— Start Listing —

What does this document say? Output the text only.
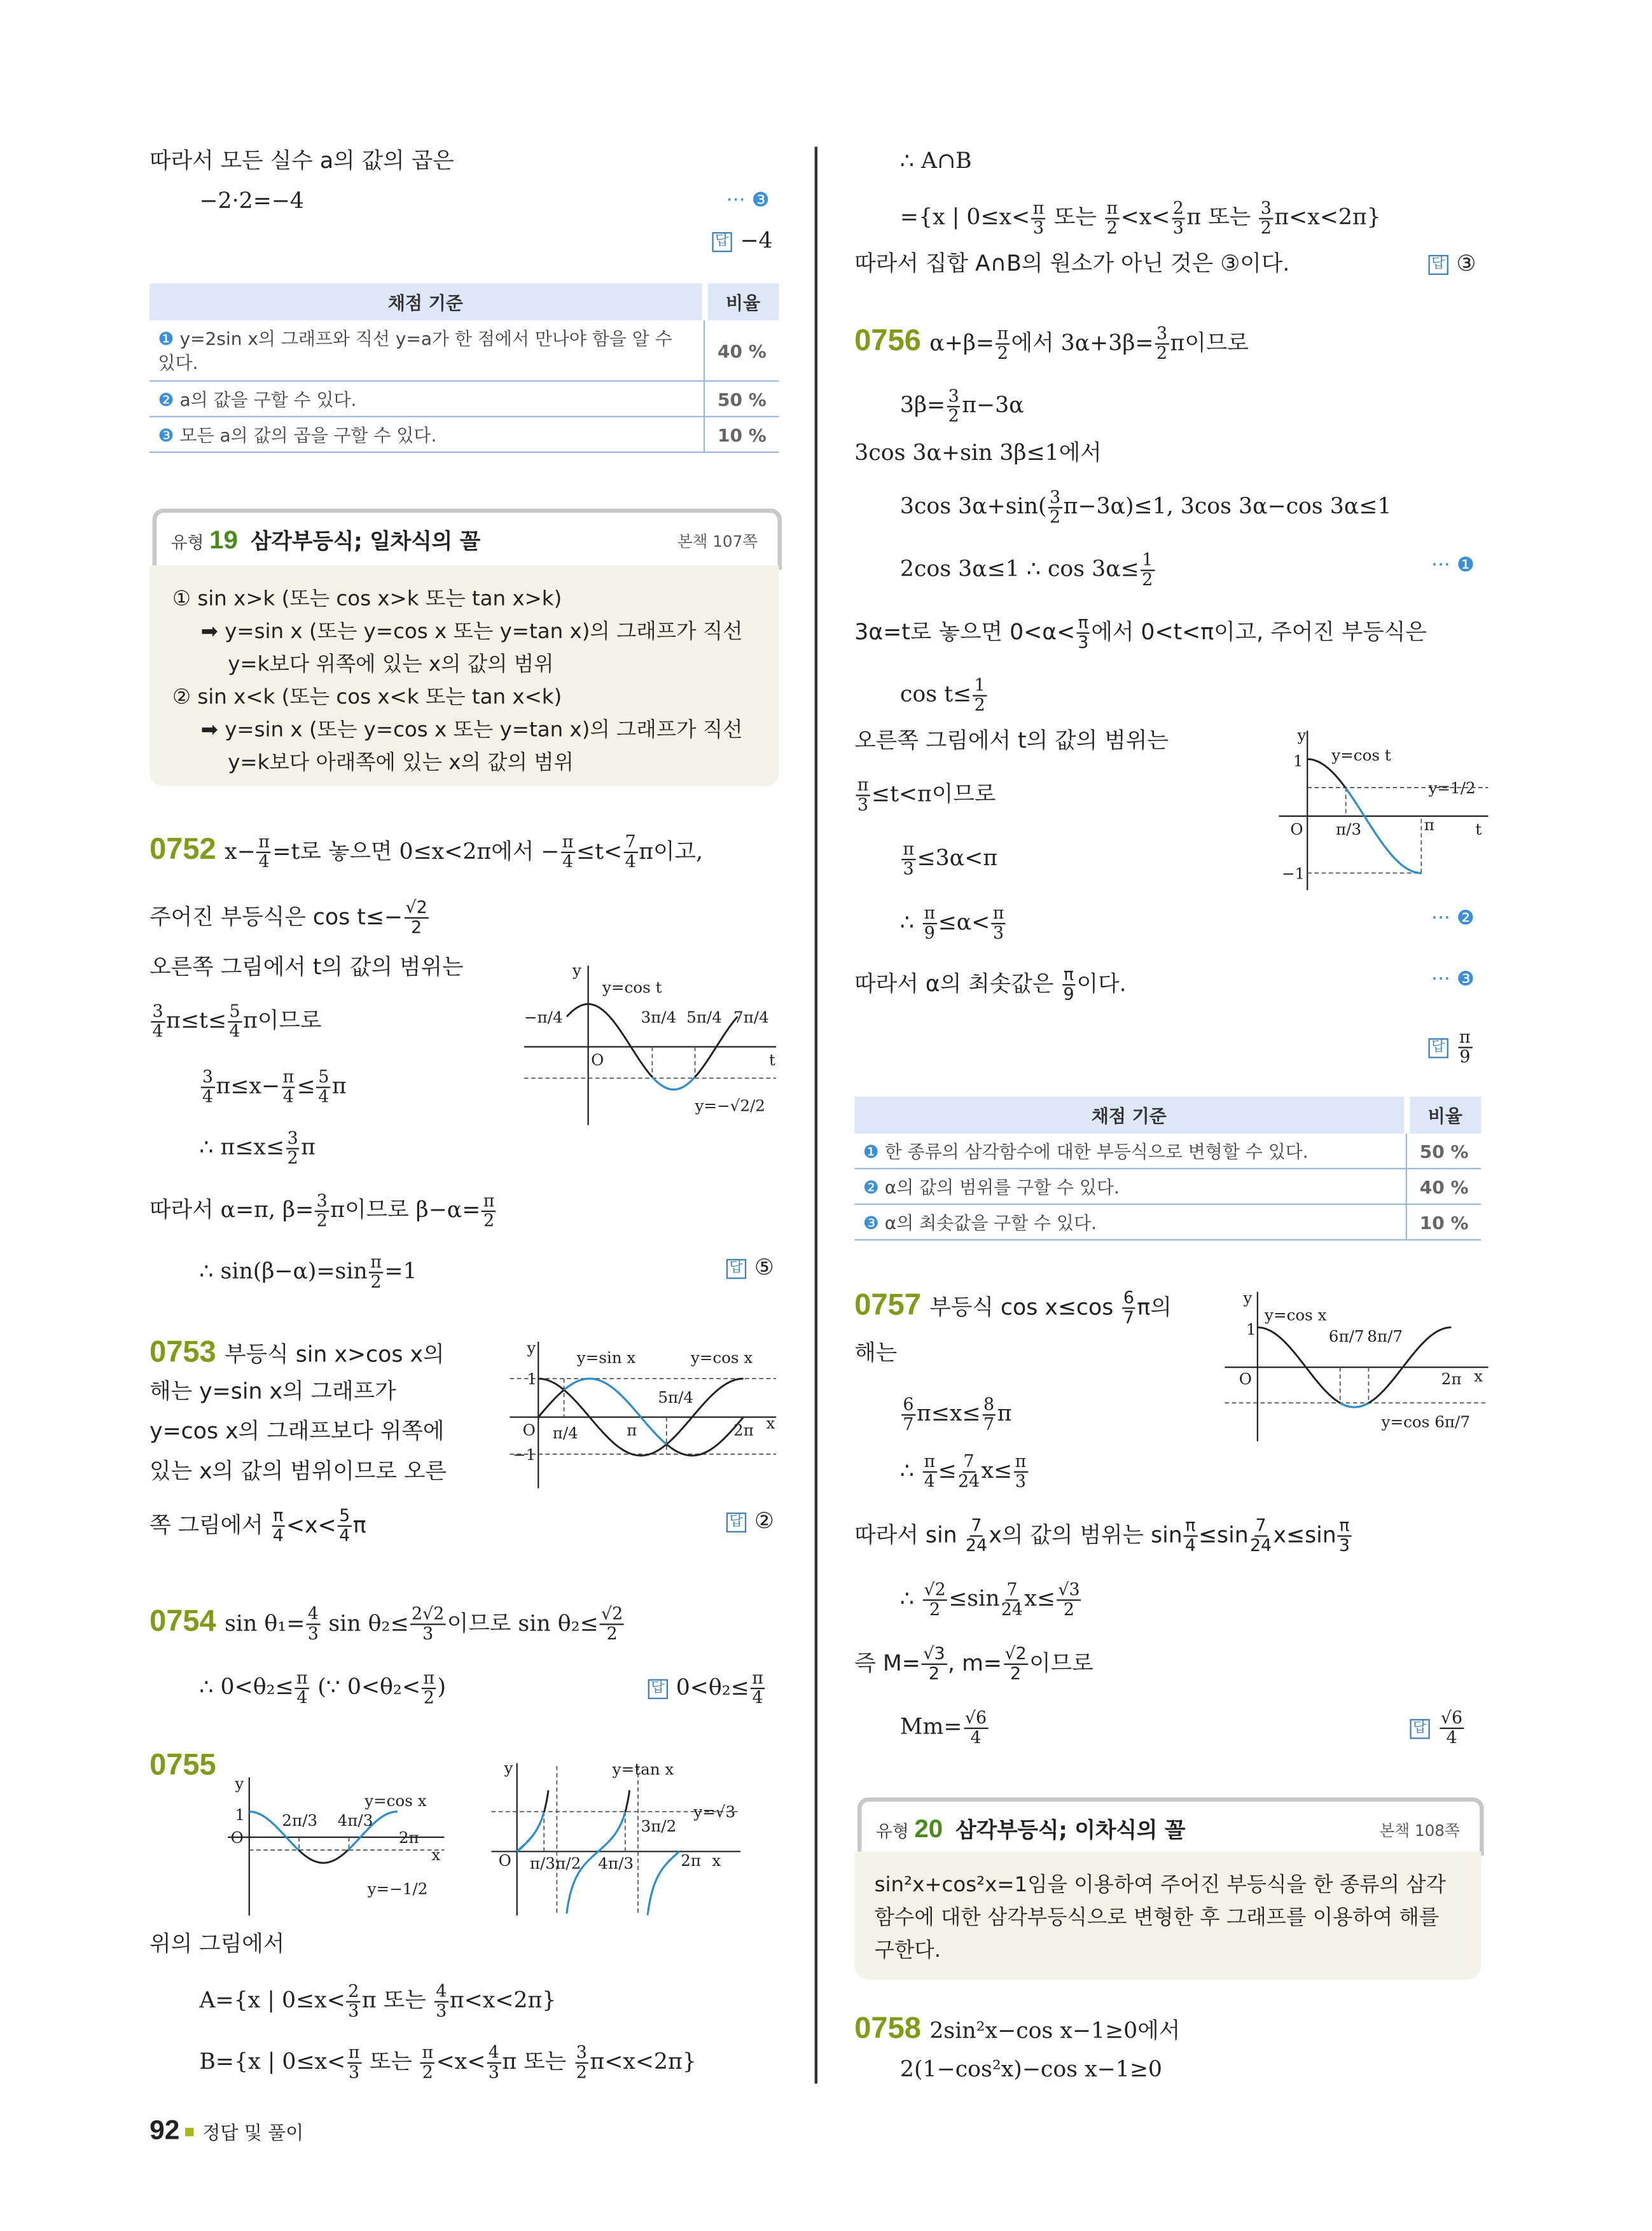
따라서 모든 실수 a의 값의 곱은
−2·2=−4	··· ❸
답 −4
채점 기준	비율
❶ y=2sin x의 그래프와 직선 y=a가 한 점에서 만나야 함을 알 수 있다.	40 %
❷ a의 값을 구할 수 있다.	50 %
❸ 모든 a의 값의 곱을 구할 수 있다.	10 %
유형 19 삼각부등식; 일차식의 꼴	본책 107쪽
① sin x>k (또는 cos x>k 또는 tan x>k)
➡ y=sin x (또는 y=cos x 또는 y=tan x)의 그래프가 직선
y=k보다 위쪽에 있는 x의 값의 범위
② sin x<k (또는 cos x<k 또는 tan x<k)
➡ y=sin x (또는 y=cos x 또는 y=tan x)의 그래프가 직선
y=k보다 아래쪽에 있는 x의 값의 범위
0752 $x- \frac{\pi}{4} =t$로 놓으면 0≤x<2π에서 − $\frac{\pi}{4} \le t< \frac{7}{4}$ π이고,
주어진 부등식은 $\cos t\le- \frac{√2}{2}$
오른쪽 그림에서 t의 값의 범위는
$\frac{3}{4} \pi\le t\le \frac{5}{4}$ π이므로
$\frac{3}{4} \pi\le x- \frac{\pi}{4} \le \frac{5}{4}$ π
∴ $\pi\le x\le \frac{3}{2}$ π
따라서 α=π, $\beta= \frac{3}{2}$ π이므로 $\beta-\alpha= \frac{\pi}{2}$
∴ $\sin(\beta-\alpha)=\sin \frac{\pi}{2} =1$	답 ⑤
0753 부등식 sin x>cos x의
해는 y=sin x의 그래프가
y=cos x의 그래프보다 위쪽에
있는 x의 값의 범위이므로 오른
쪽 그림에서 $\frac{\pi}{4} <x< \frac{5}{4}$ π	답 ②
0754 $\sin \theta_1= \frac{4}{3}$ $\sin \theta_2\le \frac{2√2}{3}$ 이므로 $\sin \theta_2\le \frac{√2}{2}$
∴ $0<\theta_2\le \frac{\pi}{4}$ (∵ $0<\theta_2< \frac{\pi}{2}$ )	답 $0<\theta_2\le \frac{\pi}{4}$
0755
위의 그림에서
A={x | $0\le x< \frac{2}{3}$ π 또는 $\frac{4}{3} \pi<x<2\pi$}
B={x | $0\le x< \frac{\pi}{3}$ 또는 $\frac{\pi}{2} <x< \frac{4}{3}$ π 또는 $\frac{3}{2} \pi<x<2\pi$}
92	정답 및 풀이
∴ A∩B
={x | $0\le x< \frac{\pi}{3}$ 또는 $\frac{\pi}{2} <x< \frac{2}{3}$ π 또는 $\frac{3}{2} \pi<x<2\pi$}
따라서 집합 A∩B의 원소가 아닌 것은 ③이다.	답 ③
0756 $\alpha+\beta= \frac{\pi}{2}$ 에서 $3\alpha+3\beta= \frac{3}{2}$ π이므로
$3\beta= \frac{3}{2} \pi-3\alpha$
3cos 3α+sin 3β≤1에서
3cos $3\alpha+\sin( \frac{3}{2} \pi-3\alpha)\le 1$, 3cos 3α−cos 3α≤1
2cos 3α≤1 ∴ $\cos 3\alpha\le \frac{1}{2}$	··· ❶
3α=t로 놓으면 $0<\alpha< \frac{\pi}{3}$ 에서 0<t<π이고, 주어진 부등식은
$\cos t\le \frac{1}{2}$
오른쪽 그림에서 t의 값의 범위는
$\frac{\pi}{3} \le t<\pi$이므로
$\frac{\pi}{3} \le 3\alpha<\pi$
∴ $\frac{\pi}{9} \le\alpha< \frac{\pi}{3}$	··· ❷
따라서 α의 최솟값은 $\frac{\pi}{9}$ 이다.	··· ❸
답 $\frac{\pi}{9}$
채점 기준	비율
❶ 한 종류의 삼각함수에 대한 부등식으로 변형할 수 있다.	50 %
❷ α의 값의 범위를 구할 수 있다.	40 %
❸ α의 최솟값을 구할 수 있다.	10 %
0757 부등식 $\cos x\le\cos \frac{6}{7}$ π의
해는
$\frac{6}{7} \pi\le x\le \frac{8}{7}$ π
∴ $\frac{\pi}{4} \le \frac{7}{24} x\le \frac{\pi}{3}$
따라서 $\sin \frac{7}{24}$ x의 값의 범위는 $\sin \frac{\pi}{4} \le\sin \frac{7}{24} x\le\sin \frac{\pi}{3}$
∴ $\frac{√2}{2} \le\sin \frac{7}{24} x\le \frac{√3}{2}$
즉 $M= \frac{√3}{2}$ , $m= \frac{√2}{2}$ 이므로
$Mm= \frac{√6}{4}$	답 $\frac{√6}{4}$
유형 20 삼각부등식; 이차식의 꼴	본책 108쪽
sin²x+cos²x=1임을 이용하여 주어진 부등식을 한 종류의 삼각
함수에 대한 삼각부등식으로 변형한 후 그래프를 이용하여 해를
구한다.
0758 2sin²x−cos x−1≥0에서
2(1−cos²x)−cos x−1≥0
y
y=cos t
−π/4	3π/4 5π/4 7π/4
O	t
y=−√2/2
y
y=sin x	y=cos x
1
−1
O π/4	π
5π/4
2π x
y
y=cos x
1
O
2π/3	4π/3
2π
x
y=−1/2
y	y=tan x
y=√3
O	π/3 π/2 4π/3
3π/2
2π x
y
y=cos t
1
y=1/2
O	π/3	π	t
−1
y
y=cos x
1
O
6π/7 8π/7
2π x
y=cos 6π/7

— End Listing —
— Start Listing —

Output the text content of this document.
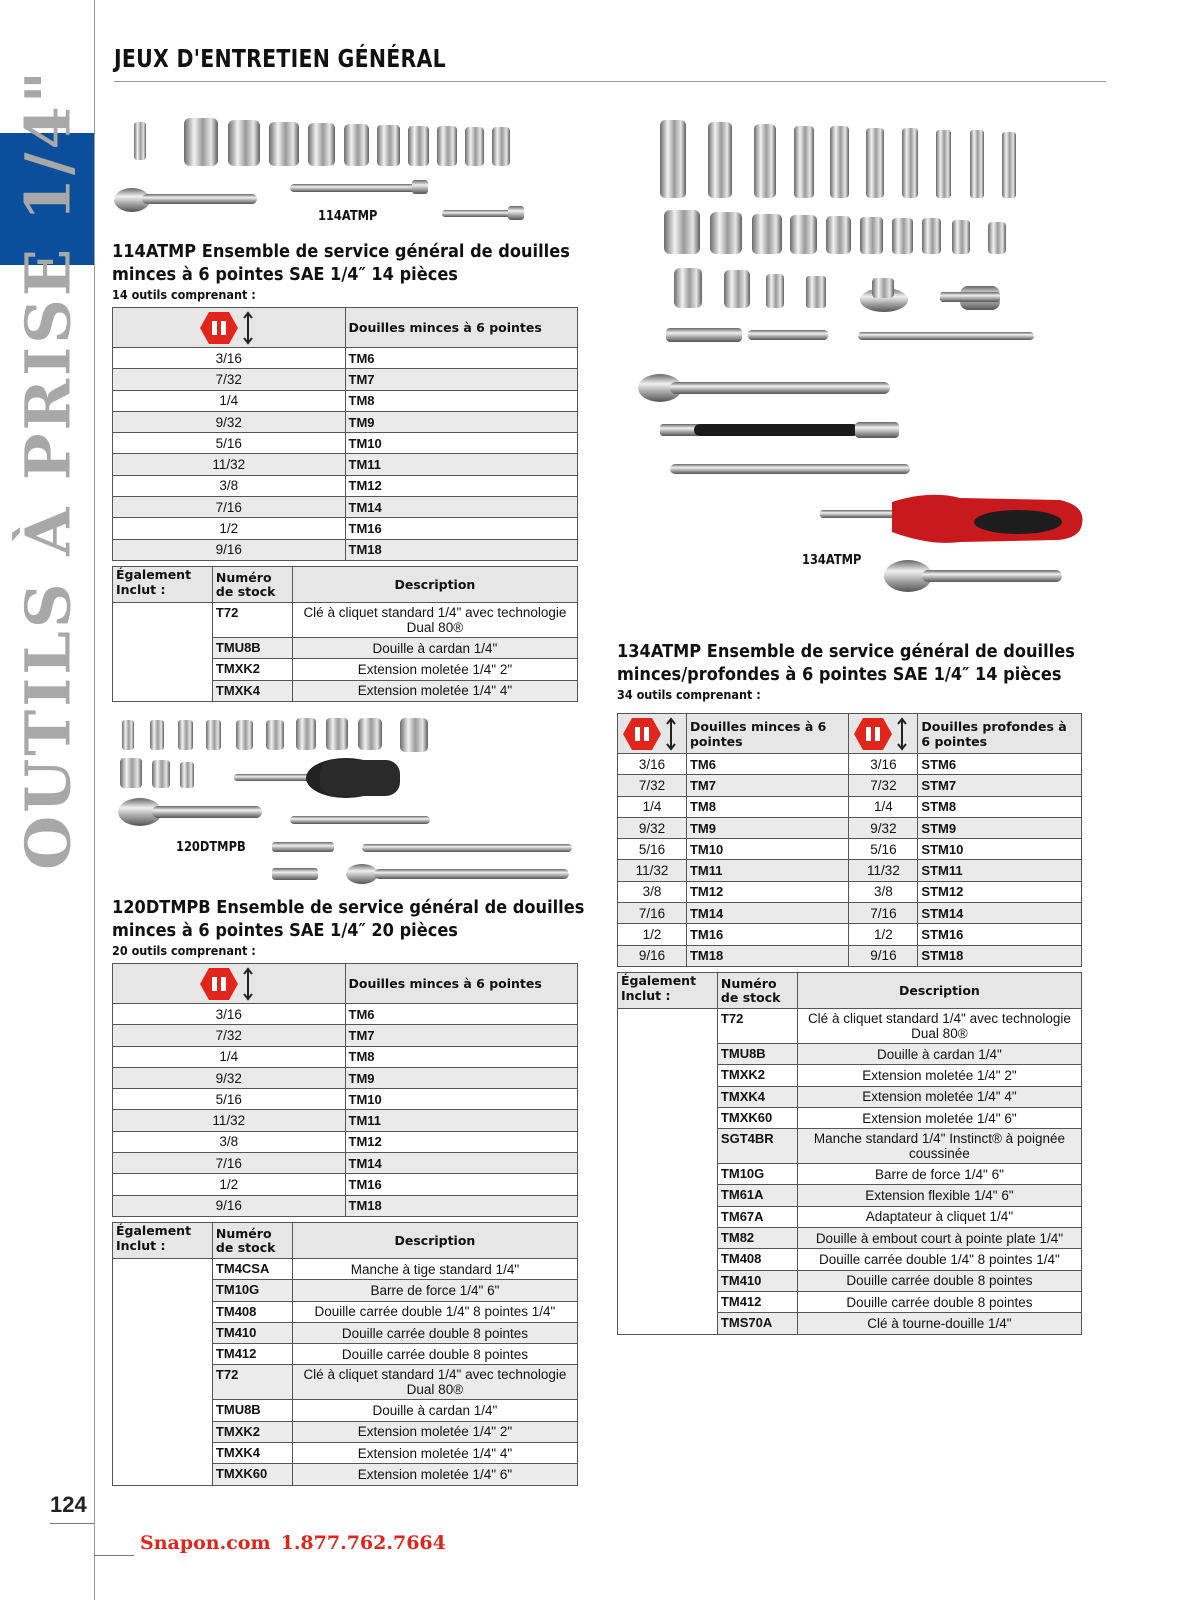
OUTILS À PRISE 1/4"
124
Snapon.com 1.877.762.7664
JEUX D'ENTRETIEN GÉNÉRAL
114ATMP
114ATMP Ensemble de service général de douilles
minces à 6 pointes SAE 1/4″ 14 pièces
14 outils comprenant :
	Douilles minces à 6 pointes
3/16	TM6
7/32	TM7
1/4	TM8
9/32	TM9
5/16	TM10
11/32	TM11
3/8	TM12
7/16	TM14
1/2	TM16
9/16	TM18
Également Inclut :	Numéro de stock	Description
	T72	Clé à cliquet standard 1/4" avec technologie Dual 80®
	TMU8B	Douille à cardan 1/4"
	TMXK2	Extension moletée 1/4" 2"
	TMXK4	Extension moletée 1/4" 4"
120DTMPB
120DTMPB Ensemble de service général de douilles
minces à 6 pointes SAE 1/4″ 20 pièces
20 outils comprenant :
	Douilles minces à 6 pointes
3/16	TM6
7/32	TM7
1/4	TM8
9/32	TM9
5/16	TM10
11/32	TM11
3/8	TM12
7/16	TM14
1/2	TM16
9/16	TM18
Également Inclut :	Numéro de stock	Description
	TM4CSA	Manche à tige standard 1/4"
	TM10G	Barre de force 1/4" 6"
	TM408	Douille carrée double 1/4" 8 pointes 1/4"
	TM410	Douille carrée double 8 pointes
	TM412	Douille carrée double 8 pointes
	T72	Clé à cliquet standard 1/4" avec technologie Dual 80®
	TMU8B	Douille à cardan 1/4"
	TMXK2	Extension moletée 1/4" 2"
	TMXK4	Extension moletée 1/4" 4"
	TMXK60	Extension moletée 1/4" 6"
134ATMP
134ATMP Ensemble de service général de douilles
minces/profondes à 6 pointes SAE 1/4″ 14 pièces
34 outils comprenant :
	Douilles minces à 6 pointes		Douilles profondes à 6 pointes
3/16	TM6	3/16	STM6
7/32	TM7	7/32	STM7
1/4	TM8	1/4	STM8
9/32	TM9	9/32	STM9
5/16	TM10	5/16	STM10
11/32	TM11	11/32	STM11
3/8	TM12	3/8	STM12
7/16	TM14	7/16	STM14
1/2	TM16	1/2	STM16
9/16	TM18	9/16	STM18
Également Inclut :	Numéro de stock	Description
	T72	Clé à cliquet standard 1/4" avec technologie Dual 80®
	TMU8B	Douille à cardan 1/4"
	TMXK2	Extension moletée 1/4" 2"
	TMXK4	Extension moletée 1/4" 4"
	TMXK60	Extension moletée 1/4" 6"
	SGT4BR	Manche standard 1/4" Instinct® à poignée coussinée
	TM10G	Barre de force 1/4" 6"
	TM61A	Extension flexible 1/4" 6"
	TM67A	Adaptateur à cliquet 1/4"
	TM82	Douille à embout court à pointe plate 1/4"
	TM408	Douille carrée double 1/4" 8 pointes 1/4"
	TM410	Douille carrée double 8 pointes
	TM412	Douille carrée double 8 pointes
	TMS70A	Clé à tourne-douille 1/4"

— End Listing —

Show every line from the entries above in which "comprenant" appears.

◆ Answer to this task ◆
14 outils comprenant :
20 outils comprenant :
34 outils comprenant :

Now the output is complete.